#### INPUT MATERIAL
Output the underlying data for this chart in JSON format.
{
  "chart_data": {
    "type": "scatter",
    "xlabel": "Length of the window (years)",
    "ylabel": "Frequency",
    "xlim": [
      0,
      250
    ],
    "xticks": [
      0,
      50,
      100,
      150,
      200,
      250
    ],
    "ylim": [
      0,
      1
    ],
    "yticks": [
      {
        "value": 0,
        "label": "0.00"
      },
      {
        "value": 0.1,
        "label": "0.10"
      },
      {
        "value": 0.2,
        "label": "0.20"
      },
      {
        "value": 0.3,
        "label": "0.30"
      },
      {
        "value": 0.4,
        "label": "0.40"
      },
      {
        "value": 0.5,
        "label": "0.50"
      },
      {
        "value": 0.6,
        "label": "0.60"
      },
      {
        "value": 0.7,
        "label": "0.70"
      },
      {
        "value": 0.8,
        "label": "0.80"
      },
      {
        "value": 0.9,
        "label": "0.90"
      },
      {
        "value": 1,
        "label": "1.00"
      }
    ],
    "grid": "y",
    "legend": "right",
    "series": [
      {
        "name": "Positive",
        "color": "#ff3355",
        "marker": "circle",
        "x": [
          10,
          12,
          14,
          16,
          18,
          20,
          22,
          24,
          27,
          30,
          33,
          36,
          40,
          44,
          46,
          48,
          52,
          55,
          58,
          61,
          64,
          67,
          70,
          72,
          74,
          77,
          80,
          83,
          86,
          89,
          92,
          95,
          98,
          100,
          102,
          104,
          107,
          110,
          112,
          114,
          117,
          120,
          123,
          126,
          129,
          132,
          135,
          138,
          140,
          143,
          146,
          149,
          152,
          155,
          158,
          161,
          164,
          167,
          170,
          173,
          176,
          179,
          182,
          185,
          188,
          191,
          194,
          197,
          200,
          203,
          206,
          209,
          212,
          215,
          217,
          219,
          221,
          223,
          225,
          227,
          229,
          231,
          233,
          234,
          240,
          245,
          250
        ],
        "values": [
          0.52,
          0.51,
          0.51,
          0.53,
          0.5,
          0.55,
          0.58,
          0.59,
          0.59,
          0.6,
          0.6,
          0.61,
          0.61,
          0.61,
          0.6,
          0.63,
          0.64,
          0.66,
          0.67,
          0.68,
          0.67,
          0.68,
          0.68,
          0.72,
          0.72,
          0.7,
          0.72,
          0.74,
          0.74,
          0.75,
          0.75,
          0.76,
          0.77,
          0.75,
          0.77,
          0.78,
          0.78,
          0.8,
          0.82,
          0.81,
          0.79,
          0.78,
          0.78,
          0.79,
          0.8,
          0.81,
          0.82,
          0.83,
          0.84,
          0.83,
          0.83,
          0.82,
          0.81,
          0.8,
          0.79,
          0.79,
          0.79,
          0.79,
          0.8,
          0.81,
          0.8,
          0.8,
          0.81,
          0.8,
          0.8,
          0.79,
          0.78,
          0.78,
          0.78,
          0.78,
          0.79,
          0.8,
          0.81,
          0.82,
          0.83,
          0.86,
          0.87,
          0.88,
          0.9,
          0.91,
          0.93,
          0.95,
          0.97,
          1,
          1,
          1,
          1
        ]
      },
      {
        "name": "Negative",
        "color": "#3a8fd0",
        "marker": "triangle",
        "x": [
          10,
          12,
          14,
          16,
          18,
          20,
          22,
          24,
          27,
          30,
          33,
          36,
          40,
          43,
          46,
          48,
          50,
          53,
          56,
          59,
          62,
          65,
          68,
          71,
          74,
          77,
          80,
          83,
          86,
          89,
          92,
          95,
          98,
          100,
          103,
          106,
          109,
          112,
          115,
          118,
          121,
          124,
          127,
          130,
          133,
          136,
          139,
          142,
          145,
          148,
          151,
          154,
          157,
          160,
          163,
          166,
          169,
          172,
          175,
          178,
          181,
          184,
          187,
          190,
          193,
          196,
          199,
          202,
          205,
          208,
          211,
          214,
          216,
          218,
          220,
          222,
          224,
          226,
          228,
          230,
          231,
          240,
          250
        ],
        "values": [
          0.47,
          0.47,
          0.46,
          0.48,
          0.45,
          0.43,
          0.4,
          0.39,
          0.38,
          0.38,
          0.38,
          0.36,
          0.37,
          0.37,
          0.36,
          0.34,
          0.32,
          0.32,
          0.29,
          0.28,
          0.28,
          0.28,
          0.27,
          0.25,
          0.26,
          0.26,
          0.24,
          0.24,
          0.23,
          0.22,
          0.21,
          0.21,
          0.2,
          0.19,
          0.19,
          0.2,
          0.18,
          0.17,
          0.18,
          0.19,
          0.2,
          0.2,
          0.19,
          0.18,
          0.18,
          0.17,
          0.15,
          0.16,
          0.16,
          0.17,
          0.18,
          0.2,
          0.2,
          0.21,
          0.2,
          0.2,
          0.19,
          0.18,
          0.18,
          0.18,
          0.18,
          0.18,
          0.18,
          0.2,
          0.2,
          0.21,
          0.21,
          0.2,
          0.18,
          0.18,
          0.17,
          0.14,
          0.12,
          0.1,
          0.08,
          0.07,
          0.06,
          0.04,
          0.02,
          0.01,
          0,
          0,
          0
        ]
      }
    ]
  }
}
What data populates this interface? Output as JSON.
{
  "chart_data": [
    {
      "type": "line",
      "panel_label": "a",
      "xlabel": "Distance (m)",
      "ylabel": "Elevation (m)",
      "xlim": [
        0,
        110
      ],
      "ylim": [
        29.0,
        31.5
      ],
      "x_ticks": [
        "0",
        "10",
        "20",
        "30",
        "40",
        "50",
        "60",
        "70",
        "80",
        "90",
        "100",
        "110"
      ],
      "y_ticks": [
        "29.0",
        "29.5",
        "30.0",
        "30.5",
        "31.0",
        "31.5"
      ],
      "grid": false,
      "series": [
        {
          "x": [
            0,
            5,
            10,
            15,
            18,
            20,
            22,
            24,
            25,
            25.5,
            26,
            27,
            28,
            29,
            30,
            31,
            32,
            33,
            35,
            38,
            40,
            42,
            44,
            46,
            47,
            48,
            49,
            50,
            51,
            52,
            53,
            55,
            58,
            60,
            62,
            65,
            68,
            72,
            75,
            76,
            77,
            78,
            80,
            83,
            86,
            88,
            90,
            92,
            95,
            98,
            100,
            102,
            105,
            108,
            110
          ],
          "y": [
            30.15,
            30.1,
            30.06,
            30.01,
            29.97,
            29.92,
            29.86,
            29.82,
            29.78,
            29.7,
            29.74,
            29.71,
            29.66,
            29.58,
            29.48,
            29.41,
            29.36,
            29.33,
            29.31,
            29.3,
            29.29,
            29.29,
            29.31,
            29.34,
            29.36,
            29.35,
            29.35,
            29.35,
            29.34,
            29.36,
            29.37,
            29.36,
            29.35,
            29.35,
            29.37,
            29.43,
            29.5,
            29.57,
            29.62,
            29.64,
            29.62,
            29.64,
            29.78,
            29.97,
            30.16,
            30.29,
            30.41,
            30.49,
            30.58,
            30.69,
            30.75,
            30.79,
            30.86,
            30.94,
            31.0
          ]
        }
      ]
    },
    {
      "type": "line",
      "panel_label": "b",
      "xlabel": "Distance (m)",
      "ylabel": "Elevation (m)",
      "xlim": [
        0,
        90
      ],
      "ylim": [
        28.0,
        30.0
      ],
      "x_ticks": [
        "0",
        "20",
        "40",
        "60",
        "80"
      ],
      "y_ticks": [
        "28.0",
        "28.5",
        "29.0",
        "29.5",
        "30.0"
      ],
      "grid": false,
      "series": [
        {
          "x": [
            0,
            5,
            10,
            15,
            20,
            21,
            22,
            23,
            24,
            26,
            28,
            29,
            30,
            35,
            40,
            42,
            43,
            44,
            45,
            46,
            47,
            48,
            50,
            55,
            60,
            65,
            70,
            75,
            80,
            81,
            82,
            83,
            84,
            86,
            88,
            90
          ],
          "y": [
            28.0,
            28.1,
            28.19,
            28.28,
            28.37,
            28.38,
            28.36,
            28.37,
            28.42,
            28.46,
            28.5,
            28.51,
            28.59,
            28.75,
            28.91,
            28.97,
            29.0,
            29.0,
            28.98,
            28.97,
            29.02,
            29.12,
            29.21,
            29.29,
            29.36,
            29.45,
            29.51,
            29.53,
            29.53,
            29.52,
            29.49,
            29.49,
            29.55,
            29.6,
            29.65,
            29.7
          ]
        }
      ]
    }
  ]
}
########
▶ _TASK TO COMPLETE_: Using the listing above, return all lines where the word "Output" occurs.

▶ _PROBLEM SOLUTION_:
Output the underlying data for this chart in JSON format.
What data populates this interface? Output as JSON.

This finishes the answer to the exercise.